> Job
Among the records below, find each line that includes the string "电子信息类" and copy it.

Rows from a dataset
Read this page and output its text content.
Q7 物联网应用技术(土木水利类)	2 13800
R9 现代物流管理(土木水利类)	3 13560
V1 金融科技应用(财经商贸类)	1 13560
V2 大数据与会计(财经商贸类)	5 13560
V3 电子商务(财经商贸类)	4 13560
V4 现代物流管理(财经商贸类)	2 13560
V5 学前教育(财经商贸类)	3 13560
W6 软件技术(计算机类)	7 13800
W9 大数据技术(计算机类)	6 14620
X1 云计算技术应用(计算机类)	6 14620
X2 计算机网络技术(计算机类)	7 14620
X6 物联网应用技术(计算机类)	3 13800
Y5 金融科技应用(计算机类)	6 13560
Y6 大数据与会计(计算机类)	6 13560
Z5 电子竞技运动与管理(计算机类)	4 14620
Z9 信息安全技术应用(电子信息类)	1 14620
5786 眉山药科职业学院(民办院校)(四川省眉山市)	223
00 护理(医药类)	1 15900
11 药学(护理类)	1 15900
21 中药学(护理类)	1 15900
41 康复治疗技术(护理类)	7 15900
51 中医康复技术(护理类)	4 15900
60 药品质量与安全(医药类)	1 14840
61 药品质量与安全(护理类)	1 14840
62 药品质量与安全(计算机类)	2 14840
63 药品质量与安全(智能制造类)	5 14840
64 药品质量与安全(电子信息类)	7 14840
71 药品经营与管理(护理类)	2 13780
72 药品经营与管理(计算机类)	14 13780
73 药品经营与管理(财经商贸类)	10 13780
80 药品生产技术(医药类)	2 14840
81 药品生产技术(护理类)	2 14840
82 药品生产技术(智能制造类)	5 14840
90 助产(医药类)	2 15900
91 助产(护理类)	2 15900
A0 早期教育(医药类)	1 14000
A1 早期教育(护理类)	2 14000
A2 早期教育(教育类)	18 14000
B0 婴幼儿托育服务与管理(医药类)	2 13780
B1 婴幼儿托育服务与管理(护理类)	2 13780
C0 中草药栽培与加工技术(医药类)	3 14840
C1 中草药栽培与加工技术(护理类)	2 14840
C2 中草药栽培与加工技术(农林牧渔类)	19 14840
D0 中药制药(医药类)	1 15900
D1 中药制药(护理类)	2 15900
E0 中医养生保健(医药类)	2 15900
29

> Result of the exercise
Z9 信息安全技术应用(电子信息类)	1 14620
64 药品质量与安全(电子信息类)	7 14840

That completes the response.